• _TASK DETAILS_
Copy out the complete listing, word for word.

• _Dataset records_
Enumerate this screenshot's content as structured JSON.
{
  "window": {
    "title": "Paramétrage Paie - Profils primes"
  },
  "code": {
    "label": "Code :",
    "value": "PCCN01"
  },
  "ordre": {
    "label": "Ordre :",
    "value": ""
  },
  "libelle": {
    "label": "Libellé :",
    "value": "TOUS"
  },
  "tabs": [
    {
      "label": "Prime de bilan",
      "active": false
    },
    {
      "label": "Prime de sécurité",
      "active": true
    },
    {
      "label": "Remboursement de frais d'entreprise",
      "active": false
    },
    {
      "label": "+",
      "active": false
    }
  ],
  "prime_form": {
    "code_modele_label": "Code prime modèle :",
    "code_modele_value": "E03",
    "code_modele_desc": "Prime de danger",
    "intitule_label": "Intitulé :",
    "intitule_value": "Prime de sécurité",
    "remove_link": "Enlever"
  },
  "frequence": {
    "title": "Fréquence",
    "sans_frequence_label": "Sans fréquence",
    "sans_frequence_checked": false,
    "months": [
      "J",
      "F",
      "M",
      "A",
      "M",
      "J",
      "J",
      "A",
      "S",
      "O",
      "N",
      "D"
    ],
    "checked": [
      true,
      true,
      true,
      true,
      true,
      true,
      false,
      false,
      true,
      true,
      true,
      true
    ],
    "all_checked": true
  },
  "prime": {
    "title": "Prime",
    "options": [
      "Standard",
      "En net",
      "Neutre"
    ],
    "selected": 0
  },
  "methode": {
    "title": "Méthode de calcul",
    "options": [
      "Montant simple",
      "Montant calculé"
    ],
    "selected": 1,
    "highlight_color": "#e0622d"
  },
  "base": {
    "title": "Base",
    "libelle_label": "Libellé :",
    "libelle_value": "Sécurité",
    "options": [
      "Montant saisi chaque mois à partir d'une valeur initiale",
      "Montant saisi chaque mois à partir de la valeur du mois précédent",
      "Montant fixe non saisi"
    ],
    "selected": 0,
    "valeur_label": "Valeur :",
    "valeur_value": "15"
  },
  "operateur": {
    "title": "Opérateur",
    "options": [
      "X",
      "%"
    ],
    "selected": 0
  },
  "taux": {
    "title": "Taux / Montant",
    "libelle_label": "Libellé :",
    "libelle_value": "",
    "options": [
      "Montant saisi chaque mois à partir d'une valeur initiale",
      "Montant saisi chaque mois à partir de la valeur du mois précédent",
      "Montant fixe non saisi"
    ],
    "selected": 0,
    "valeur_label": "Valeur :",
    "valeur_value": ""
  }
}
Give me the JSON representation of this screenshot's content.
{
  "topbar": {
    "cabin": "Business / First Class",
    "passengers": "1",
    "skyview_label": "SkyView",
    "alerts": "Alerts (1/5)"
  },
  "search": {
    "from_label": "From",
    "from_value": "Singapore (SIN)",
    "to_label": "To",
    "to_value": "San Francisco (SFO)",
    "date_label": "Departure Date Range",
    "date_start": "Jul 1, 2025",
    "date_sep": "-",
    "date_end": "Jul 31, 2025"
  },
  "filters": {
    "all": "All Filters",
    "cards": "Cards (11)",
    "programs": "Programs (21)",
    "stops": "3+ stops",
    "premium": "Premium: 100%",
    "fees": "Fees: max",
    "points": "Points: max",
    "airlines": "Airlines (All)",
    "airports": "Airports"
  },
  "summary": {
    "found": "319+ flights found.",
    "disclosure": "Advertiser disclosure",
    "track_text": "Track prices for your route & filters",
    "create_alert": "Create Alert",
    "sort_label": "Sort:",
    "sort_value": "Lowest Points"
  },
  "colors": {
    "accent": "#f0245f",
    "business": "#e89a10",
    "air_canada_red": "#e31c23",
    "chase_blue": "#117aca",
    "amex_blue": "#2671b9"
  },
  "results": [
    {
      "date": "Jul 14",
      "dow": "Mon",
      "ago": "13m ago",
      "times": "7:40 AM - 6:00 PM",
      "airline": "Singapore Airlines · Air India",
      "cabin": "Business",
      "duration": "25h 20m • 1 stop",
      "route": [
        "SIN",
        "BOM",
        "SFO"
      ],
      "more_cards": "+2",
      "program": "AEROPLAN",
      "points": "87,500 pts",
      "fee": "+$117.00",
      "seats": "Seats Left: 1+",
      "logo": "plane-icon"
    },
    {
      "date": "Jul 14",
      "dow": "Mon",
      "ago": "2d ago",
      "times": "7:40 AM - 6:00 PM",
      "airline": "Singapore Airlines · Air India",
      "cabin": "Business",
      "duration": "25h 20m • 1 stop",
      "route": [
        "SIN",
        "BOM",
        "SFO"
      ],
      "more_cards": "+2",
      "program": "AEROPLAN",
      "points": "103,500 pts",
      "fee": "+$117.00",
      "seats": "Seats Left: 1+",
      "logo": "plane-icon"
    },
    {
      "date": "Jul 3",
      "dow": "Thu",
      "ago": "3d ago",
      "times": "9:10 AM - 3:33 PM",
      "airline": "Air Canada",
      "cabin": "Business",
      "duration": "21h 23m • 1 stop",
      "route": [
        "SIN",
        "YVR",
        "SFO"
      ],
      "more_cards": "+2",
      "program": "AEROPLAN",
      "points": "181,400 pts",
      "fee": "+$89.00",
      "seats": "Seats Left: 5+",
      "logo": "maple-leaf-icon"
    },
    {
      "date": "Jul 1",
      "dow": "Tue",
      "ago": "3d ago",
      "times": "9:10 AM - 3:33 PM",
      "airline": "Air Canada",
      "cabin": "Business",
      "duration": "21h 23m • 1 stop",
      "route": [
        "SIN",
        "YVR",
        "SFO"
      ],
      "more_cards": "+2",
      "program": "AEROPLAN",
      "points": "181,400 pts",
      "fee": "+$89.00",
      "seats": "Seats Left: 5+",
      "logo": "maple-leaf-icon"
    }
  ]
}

• _WRITTEN SOLUTION_
Enumerate this screenshot's content as structured JSON.
{
  "window": {
    "title": "Paramétrage Paie - Profils primes"
  },
  "code": {
    "label": "Code :",
    "value": "PCCN01"
  },
  "ordre": {
    "label": "Ordre :",
    "value": ""
  },
  "libelle": {
    "label": "Libellé :",
    "value": "TOUS"
  },
  "tabs": [
    {
      "label": "Prime de bilan",
      "active": false
    },
    {
      "label": "Prime de sécurité",
      "active": true
    },
    {
      "label": "Remboursement de frais d'entreprise",
      "active": false
    },
    {
      "label": "+",
      "active": false
    }
  ],
  "prime_form": {
    "code_modele_label": "Code prime modèle :",
    "code_modele_value": "E03",
    "code_modele_desc": "Prime de danger",
    "intitule_label": "Intitulé :",
    "intitule_value": "Prime de sécurité",
    "remove_link": "Enlever"
  },
  "frequence": {
    "title": "Fréquence",
    "sans_frequence_label": "Sans fréquence",
    "sans_frequence_checked": false,
    "months": [
      "J",
      "F",
      "M",
      "A",
      "M",
      "J",
      "J",
      "A",
      "S",
      "O",
      "N",
      "D"
    ],
    "checked": [
      true,
      true,
      true,
      true,
      true,
      true,
      false,
      false,
      true,
      true,
      true,
      true
    ],
    "all_checked": true
  },
  "prime": {
    "title": "Prime",
    "options": [
      "Standard",
      "En net",
      "Neutre"
    ],
    "selected": 0
  },
  "methode": {
    "title": "Méthode de calcul",
    "options": [
      "Montant simple",
      "Montant calculé"
    ],
    "selected": 1,
    "highlight_color": "#e0622d"
  },
  "base": {
    "title": "Base",
    "libelle_label": "Libellé :",
    "libelle_value": "Sécurité",
    "options": [
      "Montant saisi chaque mois à partir d'une valeur initiale",
      "Montant saisi chaque mois à partir de la valeur du mois précédent",
      "Montant fixe non saisi"
    ],
    "selected": 0,
    "valeur_label": "Valeur :",
    "valeur_value": "15"
  },
  "operateur": {
    "title": "Opérateur",
    "options": [
      "X",
      "%"
    ],
    "selected": 0
  },
  "taux": {
    "title": "Taux / Montant",
    "libelle_label": "Libellé :",
    "libelle_value": "",
    "options": [
      "Montant saisi chaque mois à partir d'une valeur initiale",
      "Montant saisi chaque mois à partir de la valeur du mois précédent",
      "Montant fixe non saisi"
    ],
    "selected": 0,
    "valeur_label": "Valeur :",
    "valeur_value": ""
  }
}
Give me the JSON representation of this screenshot's content.
{
  "topbar": {
    "cabin": "Business / First Class",
    "passengers": "1",
    "skyview_label": "SkyView",
    "alerts": "Alerts (1/5)"
  },
  "search": {
    "from_label": "From",
    "from_value": "Singapore (SIN)",
    "to_label": "To",
    "to_value": "San Francisco (SFO)",
    "date_label": "Departure Date Range",
    "date_start": "Jul 1, 2025",
    "date_sep": "-",
    "date_end": "Jul 31, 2025"
  },
  "filters": {
    "all": "All Filters",
    "cards": "Cards (11)",
    "programs": "Programs (21)",
    "stops": "3+ stops",
    "premium": "Premium: 100%",
    "fees": "Fees: max",
    "points": "Points: max",
    "airlines": "Airlines (All)",
    "airports": "Airports"
  },
  "summary": {
    "found": "319+ flights found.",
    "disclosure": "Advertiser disclosure",
    "track_text": "Track prices for your route & filters",
    "create_alert": "Create Alert",
    "sort_label": "Sort:",
    "sort_value": "Lowest Points"
  },
  "colors": {
    "accent": "#f0245f",
    "business": "#e89a10",
    "air_canada_red": "#e31c23",
    "chase_blue": "#117aca",
    "amex_blue": "#2671b9"
  },
  "results": [
    {
      "date": "Jul 14",
      "dow": "Mon",
      "ago": "13m ago",
      "times": "7:40 AM - 6:00 PM",
      "airline": "Singapore Airlines · Air India",
      "cabin": "Business",
      "duration": "25h 20m • 1 stop",
      "route": [
        "SIN",
        "BOM",
        "SFO"
      ],
      "more_cards": "+2",
      "program": "AEROPLAN",
      "points": "87,500 pts",
      "fee": "+$117.00",
      "seats": "Seats Left: 1+",
      "logo": "plane-icon"
    },
    {
      "date": "Jul 14",
      "dow": "Mon",
      "ago": "2d ago",
      "times": "7:40 AM - 6:00 PM",
      "airline": "Singapore Airlines · Air India",
      "cabin": "Business",
      "duration": "25h 20m • 1 stop",
      "route": [
        "SIN",
        "BOM",
        "SFO"
      ],
      "more_cards": "+2",
      "program": "AEROPLAN",
      "points": "103,500 pts",
      "fee": "+$117.00",
      "seats": "Seats Left: 1+",
      "logo": "plane-icon"
    },
    {
      "date": "Jul 3",
      "dow": "Thu",
      "ago": "3d ago",
      "times": "9:10 AM - 3:33 PM",
      "airline": "Air Canada",
      "cabin": "Business",
      "duration": "21h 23m • 1 stop",
      "route": [
        "SIN",
        "YVR",
        "SFO"
      ],
      "more_cards": "+2",
      "program": "AEROPLAN",
      "points": "181,400 pts",
      "fee": "+$89.00",
      "seats": "Seats Left: 5+",
      "logo": "maple-leaf-icon"
    },
    {
      "date": "Jul 1",
      "dow": "Tue",
      "ago": "3d ago",
      "times": "9:10 AM - 3:33 PM",
      "airline": "Air Canada",
      "cabin": "Business",
      "duration": "21h 23m • 1 stop",
      "route": [
        "SIN",
        "YVR",
        "SFO"
      ],
      "more_cards": "+2",
      "program": "AEROPLAN",
      "points": "181,400 pts",
      "fee": "+$89.00",
      "seats": "Seats Left: 5+",
      "logo": "maple-leaf-icon"
    }
  ]
}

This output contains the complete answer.